--- BEGIN Records shown ---
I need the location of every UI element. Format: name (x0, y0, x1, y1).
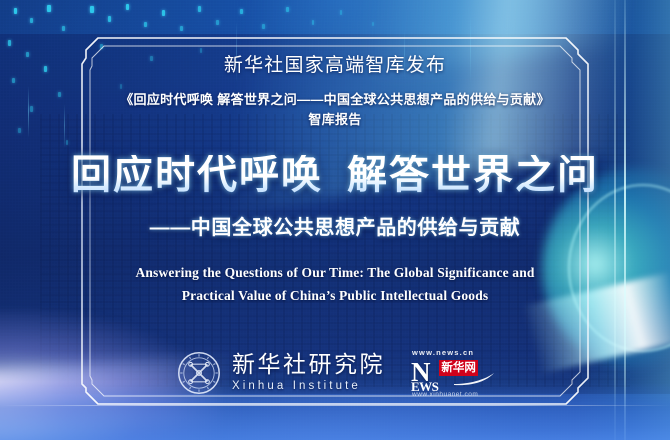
report-title-line-2: 智库报告 (120, 110, 550, 130)
news-swoosh-icon (453, 373, 495, 386)
english-title-line-2: Practical Value of China’s Public Intell… (135, 285, 534, 307)
main-title-part-1: 回应时代呼唤 (71, 153, 323, 197)
report-title-block: 《回应时代呼唤 解答世界之问——中国全球公共思想产品的供给与贡献》 智库报告 (120, 90, 550, 130)
report-title-line-1: 《回应时代呼唤 解答世界之问——中国全球公共思想产品的供给与贡献》 (120, 92, 550, 107)
main-subtitle: ——中国全球公共思想产品的供给与贡献 (150, 211, 521, 240)
news-wordmark-left: N EWS (411, 360, 438, 388)
xinhua-news-logo[interactable]: www.news.cn N EWS 新华网 www.xinhuanet.com (411, 348, 493, 398)
english-title-block: Answering the Questions of Our Time: The… (135, 262, 534, 307)
main-title-part-2: 解答世界之问 (347, 153, 599, 197)
news-bottom-url: www.xinhuanet.com (411, 391, 478, 398)
xinhua-institute-text: 新华社研究院 Xinhua Institute (232, 353, 385, 393)
poster-canvas: 新华社国家高端智库发布 《回应时代呼唤 解答世界之问——中国全球公共思想产品的供… (0, 0, 670, 440)
institute-name-cn: 新华社研究院 (232, 353, 385, 376)
xinhua-institute-seal-icon (177, 351, 221, 395)
poster-content: 新华社国家高端智库发布 《回应时代呼唤 解答世界之问——中国全球公共思想产品的供… (0, 0, 670, 440)
news-top-url: www.news.cn (411, 348, 474, 357)
english-title-line-1: Answering the Questions of Our Time: The… (135, 265, 534, 280)
institute-name-en: Xinhua Institute (232, 381, 361, 393)
xinhua-institute-logo[interactable]: 新华社研究院 Xinhua Institute (177, 351, 385, 395)
logo-row: 新华社研究院 Xinhua Institute www.news.cn N EW… (0, 348, 670, 398)
publisher-eyebrow: 新华社国家高端智库发布 (224, 50, 446, 77)
main-title: 回应时代呼唤解答世界之问 (71, 155, 599, 195)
--- END Records shown ---
Please write out the records above exactly as they appear, leaving out the pictures.

I need the location of every UI element. Format: name (x0, y0, x1, y1).
report-title-line-2: 智库报告 (120, 110, 550, 130)
news-swoosh-icon (453, 373, 495, 386)
english-title-line-2: Practical Value of China’s Public Intell… (135, 285, 534, 307)
main-title-part-1: 回应时代呼唤 (71, 153, 323, 197)
report-title-block: 《回应时代呼唤 解答世界之问——中国全球公共思想产品的供给与贡献》 智库报告 (120, 90, 550, 130)
report-title-line-1: 《回应时代呼唤 解答世界之问——中国全球公共思想产品的供给与贡献》 (120, 92, 550, 107)
main-subtitle: ——中国全球公共思想产品的供给与贡献 (150, 211, 521, 240)
news-wordmark-left: N EWS (411, 360, 438, 388)
xinhua-news-logo[interactable]: www.news.cn N EWS 新华网 www.xinhuanet.com (411, 348, 493, 398)
english-title-block: Answering the Questions of Our Time: The… (135, 262, 534, 307)
main-title-part-2: 解答世界之问 (347, 153, 599, 197)
news-bottom-url: www.xinhuanet.com (411, 391, 478, 398)
xinhua-institute-text: 新华社研究院 Xinhua Institute (232, 353, 385, 393)
poster-canvas: 新华社国家高端智库发布 《回应时代呼唤 解答世界之问——中国全球公共思想产品的供… (0, 0, 670, 440)
institute-name-cn: 新华社研究院 (232, 353, 385, 376)
xinhua-institute-seal-icon (177, 351, 221, 395)
poster-content: 新华社国家高端智库发布 《回应时代呼唤 解答世界之问——中国全球公共思想产品的供… (0, 0, 670, 440)
news-top-url: www.news.cn (411, 348, 474, 357)
english-title-line-1: Answering the Questions of Our Time: The… (135, 265, 534, 280)
institute-name-en: Xinhua Institute (232, 381, 361, 393)
xinhua-institute-logo[interactable]: 新华社研究院 Xinhua Institute (177, 351, 385, 395)
logo-row: 新华社研究院 Xinhua Institute www.news.cn N EW… (0, 348, 670, 398)
publisher-eyebrow: 新华社国家高端智库发布 (224, 50, 446, 77)
main-title: 回应时代呼唤解答世界之问 (71, 155, 599, 195)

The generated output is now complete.